Raw records
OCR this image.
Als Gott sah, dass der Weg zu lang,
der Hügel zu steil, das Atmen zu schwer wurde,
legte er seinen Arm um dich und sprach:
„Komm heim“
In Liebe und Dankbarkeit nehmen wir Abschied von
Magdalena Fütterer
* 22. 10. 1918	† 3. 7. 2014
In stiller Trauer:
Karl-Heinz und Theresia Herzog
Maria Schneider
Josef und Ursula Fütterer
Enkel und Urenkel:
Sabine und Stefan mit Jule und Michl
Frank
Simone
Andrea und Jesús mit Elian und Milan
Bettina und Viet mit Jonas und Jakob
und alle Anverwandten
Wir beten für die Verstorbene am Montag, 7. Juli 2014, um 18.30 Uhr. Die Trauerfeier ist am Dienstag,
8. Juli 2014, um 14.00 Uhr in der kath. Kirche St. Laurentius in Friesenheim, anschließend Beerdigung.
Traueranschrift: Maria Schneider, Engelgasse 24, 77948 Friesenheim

* * *

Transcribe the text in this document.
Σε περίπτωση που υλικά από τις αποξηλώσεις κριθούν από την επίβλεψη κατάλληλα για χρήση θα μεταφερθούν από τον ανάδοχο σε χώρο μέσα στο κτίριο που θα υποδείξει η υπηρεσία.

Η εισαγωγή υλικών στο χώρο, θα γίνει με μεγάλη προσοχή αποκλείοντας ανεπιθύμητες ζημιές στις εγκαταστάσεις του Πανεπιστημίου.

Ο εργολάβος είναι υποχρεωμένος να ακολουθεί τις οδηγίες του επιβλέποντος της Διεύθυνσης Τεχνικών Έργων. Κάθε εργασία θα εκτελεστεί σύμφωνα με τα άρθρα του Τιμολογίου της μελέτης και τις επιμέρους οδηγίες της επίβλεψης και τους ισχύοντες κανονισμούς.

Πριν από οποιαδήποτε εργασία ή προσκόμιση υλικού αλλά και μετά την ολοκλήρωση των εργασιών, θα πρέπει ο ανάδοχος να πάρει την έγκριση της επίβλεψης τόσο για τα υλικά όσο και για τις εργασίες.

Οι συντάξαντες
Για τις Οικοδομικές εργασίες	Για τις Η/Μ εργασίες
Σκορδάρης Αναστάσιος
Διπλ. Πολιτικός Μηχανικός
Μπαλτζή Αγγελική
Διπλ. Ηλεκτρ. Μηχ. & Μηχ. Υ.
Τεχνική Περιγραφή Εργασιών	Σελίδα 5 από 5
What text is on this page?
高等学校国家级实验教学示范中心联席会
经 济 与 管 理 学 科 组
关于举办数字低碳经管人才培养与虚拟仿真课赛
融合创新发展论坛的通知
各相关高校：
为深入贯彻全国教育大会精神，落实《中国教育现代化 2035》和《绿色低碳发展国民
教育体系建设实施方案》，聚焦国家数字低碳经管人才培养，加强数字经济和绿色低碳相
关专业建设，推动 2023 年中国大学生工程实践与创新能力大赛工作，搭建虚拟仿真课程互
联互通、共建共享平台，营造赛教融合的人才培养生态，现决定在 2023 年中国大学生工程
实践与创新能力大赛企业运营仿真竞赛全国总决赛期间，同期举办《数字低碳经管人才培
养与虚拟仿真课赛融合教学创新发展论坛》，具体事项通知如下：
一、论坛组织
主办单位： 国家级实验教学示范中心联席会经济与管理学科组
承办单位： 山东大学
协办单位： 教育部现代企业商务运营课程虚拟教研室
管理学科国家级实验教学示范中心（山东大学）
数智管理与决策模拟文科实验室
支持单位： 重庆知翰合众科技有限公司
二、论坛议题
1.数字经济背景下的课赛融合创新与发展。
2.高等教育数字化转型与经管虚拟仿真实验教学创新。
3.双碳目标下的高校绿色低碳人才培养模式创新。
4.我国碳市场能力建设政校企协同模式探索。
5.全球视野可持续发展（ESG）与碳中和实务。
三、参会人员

==

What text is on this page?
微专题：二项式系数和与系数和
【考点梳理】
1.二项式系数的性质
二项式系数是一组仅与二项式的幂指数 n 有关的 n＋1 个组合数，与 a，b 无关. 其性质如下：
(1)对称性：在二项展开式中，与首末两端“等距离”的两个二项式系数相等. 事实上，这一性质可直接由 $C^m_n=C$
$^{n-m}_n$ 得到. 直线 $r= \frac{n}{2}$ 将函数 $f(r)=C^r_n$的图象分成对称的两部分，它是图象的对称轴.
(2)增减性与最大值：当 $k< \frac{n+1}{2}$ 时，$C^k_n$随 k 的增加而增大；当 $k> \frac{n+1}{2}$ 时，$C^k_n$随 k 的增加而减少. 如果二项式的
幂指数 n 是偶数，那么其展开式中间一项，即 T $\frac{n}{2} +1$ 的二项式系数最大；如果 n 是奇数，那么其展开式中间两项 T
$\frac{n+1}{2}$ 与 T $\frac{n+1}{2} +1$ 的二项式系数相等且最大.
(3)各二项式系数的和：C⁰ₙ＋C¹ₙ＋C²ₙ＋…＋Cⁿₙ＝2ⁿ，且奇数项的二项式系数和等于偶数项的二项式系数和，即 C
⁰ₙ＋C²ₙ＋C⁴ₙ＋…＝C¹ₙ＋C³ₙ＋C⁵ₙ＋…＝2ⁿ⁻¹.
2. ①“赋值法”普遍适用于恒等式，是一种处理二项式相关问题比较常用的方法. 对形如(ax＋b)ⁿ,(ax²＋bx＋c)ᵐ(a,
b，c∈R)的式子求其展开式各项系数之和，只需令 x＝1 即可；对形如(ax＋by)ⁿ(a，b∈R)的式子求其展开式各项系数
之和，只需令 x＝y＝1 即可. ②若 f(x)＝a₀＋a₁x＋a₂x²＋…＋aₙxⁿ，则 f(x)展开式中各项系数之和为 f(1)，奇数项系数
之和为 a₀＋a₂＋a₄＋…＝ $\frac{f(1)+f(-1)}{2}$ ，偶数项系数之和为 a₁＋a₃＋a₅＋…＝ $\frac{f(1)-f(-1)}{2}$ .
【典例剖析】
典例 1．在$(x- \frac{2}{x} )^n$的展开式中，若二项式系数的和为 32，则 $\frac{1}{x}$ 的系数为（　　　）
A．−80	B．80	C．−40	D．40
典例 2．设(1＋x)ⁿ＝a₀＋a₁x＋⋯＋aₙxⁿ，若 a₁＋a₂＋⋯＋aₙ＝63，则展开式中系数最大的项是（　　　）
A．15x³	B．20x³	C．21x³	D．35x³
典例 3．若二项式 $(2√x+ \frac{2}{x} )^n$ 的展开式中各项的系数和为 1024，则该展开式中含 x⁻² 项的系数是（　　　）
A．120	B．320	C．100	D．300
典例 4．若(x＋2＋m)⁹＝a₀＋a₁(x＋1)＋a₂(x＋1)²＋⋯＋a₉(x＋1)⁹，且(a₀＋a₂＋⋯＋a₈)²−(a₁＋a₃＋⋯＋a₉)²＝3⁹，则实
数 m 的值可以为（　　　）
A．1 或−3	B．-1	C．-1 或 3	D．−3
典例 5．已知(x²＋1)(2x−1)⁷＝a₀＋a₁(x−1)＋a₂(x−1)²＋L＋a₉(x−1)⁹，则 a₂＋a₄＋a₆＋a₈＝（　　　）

## Short task
Check each line of the entries above for the word "Juli". List the ones that have it.

## Response to this task
Wir beten für die Verstorbene am Montag, 7. Juli 2014, um 18.30 Uhr. Die Trauerfeier ist am Dienstag,
8. Juli 2014, um 14.00 Uhr in der kath. Kirche St. Laurentius in Friesenheim, anschließend Beerdigung.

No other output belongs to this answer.